--- Start ---
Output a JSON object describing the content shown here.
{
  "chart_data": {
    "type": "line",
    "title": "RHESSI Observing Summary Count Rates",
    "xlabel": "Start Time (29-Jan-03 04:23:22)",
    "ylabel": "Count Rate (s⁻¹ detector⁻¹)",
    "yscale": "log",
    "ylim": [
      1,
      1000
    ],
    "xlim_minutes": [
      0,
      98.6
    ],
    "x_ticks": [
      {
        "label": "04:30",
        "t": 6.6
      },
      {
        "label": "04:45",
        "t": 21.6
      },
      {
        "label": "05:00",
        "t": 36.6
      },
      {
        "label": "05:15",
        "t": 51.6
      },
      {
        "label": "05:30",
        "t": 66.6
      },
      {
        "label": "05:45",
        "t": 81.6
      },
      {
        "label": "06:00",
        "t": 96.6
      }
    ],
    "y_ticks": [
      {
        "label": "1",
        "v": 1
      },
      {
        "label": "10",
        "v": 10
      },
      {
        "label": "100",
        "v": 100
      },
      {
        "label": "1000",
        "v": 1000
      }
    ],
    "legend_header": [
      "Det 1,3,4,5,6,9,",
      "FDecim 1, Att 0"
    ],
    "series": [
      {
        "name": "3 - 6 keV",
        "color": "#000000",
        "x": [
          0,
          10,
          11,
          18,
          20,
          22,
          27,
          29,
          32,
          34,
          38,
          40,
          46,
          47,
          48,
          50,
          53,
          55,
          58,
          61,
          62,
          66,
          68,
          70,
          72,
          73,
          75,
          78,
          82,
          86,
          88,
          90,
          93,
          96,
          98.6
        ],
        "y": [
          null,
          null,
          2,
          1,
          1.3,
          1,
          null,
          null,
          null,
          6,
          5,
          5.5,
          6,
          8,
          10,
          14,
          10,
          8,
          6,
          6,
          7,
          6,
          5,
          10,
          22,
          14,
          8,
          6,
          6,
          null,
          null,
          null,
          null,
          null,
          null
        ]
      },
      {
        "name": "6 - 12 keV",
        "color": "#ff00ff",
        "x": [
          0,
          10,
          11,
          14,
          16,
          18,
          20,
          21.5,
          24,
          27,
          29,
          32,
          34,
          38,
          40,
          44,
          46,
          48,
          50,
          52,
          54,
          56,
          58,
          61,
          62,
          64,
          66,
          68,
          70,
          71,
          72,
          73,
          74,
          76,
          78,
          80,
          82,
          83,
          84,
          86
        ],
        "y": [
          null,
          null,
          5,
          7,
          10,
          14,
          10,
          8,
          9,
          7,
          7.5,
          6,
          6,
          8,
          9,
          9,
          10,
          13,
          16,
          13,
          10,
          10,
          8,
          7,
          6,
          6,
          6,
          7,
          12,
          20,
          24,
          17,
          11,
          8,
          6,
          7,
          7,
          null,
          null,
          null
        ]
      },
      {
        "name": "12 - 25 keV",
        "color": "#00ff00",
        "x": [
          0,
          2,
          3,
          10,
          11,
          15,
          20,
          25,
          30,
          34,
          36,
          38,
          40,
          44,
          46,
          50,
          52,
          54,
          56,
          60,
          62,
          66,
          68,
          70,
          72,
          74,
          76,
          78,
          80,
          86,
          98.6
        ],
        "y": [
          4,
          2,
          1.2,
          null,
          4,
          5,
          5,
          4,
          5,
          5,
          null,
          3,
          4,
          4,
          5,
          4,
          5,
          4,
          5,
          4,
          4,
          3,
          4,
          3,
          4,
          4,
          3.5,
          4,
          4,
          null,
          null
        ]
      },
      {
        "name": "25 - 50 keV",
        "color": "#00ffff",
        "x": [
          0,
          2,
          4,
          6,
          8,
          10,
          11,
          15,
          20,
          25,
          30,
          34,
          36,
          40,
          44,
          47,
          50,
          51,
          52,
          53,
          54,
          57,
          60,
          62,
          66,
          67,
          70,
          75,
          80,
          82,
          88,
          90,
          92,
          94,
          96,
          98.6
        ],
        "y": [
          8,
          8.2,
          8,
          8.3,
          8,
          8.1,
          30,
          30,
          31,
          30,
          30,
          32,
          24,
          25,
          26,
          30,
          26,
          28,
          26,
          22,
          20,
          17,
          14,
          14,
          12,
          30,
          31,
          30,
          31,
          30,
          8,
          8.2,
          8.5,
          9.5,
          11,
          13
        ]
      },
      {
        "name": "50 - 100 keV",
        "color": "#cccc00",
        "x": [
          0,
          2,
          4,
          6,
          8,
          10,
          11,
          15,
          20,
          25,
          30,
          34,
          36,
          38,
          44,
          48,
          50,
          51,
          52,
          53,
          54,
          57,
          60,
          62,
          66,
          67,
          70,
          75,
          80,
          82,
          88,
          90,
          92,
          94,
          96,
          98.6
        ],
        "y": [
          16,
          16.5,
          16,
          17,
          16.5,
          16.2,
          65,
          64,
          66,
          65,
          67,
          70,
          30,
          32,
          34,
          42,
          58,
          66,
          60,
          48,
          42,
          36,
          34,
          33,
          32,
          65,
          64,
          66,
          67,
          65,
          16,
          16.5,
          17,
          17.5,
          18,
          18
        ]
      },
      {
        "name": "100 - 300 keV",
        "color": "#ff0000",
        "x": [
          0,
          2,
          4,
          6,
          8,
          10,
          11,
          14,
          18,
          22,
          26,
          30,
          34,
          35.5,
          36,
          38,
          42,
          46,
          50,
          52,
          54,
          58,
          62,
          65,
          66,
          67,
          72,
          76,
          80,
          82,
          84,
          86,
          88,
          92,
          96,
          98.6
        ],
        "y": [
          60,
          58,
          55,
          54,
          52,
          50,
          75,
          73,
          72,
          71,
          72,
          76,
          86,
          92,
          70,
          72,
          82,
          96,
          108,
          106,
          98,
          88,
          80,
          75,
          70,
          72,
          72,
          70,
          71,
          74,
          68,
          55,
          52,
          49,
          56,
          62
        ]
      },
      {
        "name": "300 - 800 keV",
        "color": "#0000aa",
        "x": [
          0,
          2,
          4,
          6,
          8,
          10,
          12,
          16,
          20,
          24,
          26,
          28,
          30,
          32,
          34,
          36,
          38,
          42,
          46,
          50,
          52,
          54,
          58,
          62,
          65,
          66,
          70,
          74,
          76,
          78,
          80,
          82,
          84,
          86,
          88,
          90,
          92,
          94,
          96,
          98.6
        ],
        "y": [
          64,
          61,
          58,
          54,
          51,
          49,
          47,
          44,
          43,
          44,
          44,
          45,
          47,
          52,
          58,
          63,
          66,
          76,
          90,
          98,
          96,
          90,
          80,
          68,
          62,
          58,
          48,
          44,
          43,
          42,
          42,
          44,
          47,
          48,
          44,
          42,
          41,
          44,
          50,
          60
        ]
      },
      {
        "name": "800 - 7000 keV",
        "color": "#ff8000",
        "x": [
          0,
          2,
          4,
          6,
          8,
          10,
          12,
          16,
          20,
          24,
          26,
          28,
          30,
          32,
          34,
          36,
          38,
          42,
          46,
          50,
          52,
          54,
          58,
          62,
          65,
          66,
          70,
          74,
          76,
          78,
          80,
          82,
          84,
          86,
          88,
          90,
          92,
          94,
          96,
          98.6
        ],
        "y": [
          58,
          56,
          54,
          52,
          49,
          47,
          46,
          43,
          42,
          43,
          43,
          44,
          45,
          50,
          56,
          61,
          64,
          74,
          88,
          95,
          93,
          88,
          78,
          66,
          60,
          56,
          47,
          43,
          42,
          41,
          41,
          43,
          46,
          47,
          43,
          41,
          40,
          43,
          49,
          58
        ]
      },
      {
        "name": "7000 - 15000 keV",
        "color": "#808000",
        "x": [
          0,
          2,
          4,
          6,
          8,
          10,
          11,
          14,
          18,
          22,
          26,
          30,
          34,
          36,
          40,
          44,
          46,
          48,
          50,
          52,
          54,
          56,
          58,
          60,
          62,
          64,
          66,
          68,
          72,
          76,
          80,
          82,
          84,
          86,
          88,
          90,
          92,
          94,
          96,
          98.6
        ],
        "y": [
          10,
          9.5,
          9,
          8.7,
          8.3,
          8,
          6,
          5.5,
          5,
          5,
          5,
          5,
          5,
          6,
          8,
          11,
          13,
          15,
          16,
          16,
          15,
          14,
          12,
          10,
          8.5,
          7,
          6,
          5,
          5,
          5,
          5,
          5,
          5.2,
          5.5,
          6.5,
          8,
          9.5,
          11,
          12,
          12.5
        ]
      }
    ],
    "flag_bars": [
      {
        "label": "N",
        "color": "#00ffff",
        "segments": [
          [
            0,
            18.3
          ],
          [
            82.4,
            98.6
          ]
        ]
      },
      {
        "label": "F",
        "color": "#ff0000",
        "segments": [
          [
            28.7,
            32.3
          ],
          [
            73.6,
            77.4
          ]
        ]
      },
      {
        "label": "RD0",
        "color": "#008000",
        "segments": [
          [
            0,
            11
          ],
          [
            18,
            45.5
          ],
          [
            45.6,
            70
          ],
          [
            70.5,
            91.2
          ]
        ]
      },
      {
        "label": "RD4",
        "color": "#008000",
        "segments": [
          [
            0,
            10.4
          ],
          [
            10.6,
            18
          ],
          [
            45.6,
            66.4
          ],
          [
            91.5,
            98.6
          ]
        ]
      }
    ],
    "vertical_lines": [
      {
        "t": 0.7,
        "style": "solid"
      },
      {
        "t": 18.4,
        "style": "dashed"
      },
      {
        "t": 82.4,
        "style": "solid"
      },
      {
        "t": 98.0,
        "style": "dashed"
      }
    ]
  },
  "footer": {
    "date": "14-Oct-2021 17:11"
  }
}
--- End ---
§ **REQUIRED TASK**: Return the lines of the records that include the string "Count".

§ **OUTPUT OF THE TASK**:
    "title": "RHESSI Observing Summary Count Rates",
    "ylabel": "Count Rate (s⁻¹ detector⁻¹)",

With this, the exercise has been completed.